_Written exercise_
In your copy, leave out the pictures; write out all the data exactly.

--- BEGIN ---

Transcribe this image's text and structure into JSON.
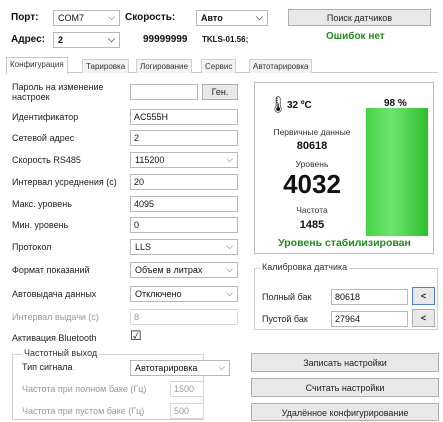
{
  "top": {
    "port_label": "Порт:",
    "port_value": "COM7",
    "speed_label": "Скорость:",
    "speed_value": "Авто",
    "search_button": "Поиск датчиков",
    "address_label": "Адрес:",
    "address_value": "2",
    "serial": "99999999",
    "model": "TKLS-01.56;",
    "errors": "Ошибок нет"
  },
  "tabs": [
    {
      "label": "Конфигурация"
    },
    {
      "label": "Тарировка"
    },
    {
      "label": "Логирование"
    },
    {
      "label": "Сервис"
    },
    {
      "label": "Автотарировка"
    }
  ],
  "config": {
    "password_label": "Пароль на изменение настроек",
    "password_value": "",
    "generate_button": "Ген.",
    "id_label": "Идентификатор",
    "id_value": "AC555H",
    "netaddr_label": "Сетевой адрес",
    "netaddr_value": "2",
    "rs485_label": "Скорость RS485",
    "rs485_value": "115200",
    "avg_label": "Интервал усреднения (с)",
    "avg_value": "20",
    "max_label": "Макс. уровень",
    "max_value": "4095",
    "min_label": "Мин. уровень",
    "min_value": "0",
    "protocol_label": "Протокол",
    "protocol_value": "LLS",
    "format_label": "Формат показаний",
    "format_value": "Объем в литрах",
    "autosend_label": "Автовыдача данных",
    "autosend_value": "Отключено",
    "interval_label": "Интервал выдачи (с)",
    "interval_value": "8",
    "bt_label": "Активация Bluetooth",
    "bt_checked": "☑",
    "freq_group_title": "Частотный выход",
    "signal_type_label": "Тип сигнала",
    "signal_type_value": "Автотарировка",
    "freq_full_label": "Частота при полном баке (Гц)",
    "freq_full_value": "1500",
    "freq_empty_label": "Частота при пустом баке (Гц)",
    "freq_empty_value": "500"
  },
  "status": {
    "temperature": "32 ºC",
    "percent": "98 %",
    "percent_value": 98,
    "primary_label": "Первичные данные",
    "primary_value": "80618",
    "level_label": "Уровень",
    "level_value": "4032",
    "freq_label": "Частота",
    "freq_value": "1485",
    "stable": "Уровень стабилизирован",
    "bar_color": "#3cc83c",
    "stable_color": "#1e8c1e"
  },
  "calibration": {
    "title": "Калибровка датчика",
    "full_label": "Полный бак",
    "full_value": "80618",
    "empty_label": "Пустой бак",
    "empty_value": "27964",
    "set_icon": "<"
  },
  "actions": {
    "write": "Записать настройки",
    "read": "Считать настройки",
    "remote": "Удалённое конфигурирование"
  }
}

--- END ---

_Final result_
Transcribe this image's text and structure into JSON.
{
  "top": {
    "port_label": "Порт:",
    "port_value": "COM7",
    "speed_label": "Скорость:",
    "speed_value": "Авто",
    "search_button": "Поиск датчиков",
    "address_label": "Адрес:",
    "address_value": "2",
    "serial": "99999999",
    "model": "TKLS-01.56;",
    "errors": "Ошибок нет"
  },
  "tabs": [
    {
      "label": "Конфигурация"
    },
    {
      "label": "Тарировка"
    },
    {
      "label": "Логирование"
    },
    {
      "label": "Сервис"
    },
    {
      "label": "Автотарировка"
    }
  ],
  "config": {
    "password_label": "Пароль на изменение настроек",
    "password_value": "",
    "generate_button": "Ген.",
    "id_label": "Идентификатор",
    "id_value": "AC555H",
    "netaddr_label": "Сетевой адрес",
    "netaddr_value": "2",
    "rs485_label": "Скорость RS485",
    "rs485_value": "115200",
    "avg_label": "Интервал усреднения (с)",
    "avg_value": "20",
    "max_label": "Макс. уровень",
    "max_value": "4095",
    "min_label": "Мин. уровень",
    "min_value": "0",
    "protocol_label": "Протокол",
    "protocol_value": "LLS",
    "format_label": "Формат показаний",
    "format_value": "Объем в литрах",
    "autosend_label": "Автовыдача данных",
    "autosend_value": "Отключено",
    "interval_label": "Интервал выдачи (с)",
    "interval_value": "8",
    "bt_label": "Активация Bluetooth",
    "bt_checked": "☑",
    "freq_group_title": "Частотный выход",
    "signal_type_label": "Тип сигнала",
    "signal_type_value": "Автотарировка",
    "freq_full_label": "Частота при полном баке (Гц)",
    "freq_full_value": "1500",
    "freq_empty_label": "Частота при пустом баке (Гц)",
    "freq_empty_value": "500"
  },
  "status": {
    "temperature": "32 ºC",
    "percent": "98 %",
    "percent_value": 98,
    "primary_label": "Первичные данные",
    "primary_value": "80618",
    "level_label": "Уровень",
    "level_value": "4032",
    "freq_label": "Частота",
    "freq_value": "1485",
    "stable": "Уровень стабилизирован",
    "bar_color": "#3cc83c",
    "stable_color": "#1e8c1e"
  },
  "calibration": {
    "title": "Калибровка датчика",
    "full_label": "Полный бак",
    "full_value": "80618",
    "empty_label": "Пустой бак",
    "empty_value": "27964",
    "set_icon": "<"
  },
  "actions": {
    "write": "Записать настройки",
    "read": "Считать настройки",
    "remote": "Удалённое конфигурирование"
  }
}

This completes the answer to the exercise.